Reading passage =
▶
The concept of natural rights arises from the belief that there is an instinctive human ability to distinguish right from wrong. Hugo Grotius believed that people have a ‘right reason’ for doing things. Thomas Hobbes, John Locke and Immanuel Kant were supporters of natural rights theories, suggesting that we have basic fundamental rights because we are born human. Natural law thinkers see rights as universal and inalienable. Natural rights theories have been the inspiration behind ideas and democratic struggles, forcing politics to protect the rights of citizens. Natural rights theories imply that all human beings are equal and should be treated equally. The demand for equality before the law in individual states is synonymous with the development of international human rights law.It is therefore correct assertion to point out to the fact that human rights have evolved from natural rights as depicted by natural law theories.
This paper will trace the changes and continuities of debates and claims about rights throughout the late medieval and early modern periods in order to explore how rights
are historically asserted, justified, and defended. It will also delve into the transformation of rights, from natural to human.
Human Rights and the Legal Theories
The origins of international human rights lie in philosophical discussions evolved through the centuries.
The theories of both Locke and Rousseau suffer from their failure to explain how the supreme right of the majority can go together with the inalienable rights of the individual. (Read the fact that legal theories fail to come down on the side of either democratic or autocratic principles of the government.)
Historically, the assertion of natural rights has often been linked with a revolt against state, authority and a humanitarian belief in the equality and dignity of all men. This is true of the legal philosophy of Stoics or of Kant. (The idea of equality of men often causes democrats to be internationalists.)
The history of natural law is a tale of the search of mankind for absolute justice and of its failure. Again and again, in its course of the last 2500 years, the idea of natural law has appeared, in some form of the other, as an expression of the search for an ideal higher than positive law after having been rejected and derided in the interval. With changing social and political conditions the notions about natural law have changed. The only thing that has remained constant is the appeal to something higher than
positive law. The object of that appeal has been as often the justification of existing authority as a revolt against it.
Natural law has fulfilled many functions. It has been the principle instrument in the transformation of the old civil law of the Romans into a broad and cosmopolitan system; it has been a weapon used by both sides in the fight between the medieval church and the German emperors; in its name the validity of international law has been asserted, and the appeal for freedom of the individual against absolutism launched. Again it was by appeal to principles of natural law that American judges, professing to interpret the constitution, resisted the attempt of state legislation to modify and restrict the unfettered economic freedom of the individual.
Natural law has, at different times, been used to support almost any ideology; but the most important and lasting theories of natural law have undoubtedly been inspired by the two ideas, of a universal order governing all men, and the inalienable rights of the individual.
◀
Record set =
▶
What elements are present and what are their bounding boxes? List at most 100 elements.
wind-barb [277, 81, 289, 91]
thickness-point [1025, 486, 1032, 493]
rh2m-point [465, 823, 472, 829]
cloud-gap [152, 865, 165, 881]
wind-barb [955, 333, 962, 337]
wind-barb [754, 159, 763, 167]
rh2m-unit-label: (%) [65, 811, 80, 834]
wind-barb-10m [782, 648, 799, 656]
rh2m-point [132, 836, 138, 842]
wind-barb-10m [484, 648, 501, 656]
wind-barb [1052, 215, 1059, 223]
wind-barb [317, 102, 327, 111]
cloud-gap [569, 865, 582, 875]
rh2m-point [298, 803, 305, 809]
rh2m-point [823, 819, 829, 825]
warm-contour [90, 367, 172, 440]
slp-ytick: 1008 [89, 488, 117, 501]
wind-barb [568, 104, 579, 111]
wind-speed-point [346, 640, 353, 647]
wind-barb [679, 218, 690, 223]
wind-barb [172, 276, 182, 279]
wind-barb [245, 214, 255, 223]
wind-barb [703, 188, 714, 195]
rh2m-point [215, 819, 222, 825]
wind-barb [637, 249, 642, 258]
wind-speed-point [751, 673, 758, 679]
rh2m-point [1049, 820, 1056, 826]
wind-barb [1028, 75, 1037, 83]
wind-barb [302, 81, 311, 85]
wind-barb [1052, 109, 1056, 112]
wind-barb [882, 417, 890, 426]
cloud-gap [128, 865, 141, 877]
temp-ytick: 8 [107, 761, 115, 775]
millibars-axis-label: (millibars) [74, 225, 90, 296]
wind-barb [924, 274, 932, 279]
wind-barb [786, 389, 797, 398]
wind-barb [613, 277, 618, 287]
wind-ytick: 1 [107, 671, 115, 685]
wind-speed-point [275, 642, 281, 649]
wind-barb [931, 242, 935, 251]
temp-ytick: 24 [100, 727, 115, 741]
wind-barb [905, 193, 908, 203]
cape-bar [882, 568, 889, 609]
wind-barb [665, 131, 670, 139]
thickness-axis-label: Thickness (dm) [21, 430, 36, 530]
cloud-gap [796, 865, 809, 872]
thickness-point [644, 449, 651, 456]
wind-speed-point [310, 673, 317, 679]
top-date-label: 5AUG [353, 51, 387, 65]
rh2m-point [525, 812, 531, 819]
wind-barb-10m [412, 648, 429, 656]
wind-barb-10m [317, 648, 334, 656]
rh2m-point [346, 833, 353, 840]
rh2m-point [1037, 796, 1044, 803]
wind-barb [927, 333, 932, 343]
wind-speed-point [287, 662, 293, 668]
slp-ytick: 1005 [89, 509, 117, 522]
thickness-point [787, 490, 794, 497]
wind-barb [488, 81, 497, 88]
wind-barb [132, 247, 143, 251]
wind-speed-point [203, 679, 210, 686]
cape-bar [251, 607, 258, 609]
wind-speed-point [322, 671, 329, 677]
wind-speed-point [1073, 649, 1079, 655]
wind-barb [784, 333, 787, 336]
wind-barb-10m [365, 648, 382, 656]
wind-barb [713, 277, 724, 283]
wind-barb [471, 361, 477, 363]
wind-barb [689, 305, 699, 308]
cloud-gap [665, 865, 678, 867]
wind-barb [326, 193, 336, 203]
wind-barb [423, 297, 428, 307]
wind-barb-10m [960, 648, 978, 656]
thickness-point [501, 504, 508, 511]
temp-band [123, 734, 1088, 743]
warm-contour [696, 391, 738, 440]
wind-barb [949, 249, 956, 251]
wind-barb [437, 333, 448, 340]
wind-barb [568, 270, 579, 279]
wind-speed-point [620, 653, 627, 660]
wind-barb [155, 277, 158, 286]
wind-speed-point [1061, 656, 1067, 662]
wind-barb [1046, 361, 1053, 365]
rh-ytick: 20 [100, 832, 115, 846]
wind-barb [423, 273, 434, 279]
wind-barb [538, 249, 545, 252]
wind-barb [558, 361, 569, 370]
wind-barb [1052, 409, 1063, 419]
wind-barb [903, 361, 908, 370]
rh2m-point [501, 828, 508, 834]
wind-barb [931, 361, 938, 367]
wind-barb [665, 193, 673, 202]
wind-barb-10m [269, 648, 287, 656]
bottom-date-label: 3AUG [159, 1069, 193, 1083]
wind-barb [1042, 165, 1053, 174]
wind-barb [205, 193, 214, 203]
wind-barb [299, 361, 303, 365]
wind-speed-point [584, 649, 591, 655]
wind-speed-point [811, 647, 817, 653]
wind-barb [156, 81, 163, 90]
◀
What you will do =
a: Print everything in the natural rights passage from "The history of" down to "revolt against it.", keeping every word unchanged.
b: Answer these from the natural rights passage:
(i) What did Hugo Grotius believe people have for doing things?
(ii) Over how many years has the idea of natural law appeared again and again?
(iii) Whose old civil law did natural law help transform into a broad and cosmopolitan system?

Set of answers =
a:
The history of natural law is a tale of the search of mankind for absolute justice and of its failure. Again and again, in its course of the last 2500 years, the idea of natural law has appeared, in some form of the other, as an expression of the search for an ideal higher than positive law after having been rejected and derided in the interval. With changing social and political conditions the notions about natural law have changed. The only thing that has remained constant is the appeal to something higher than
positive law. The object of that appeal has been as often the justification of existing authority as a revolt against it.

b:
(i) A "right reason."
(ii) The last 2500 years.
(iii) The Romans'.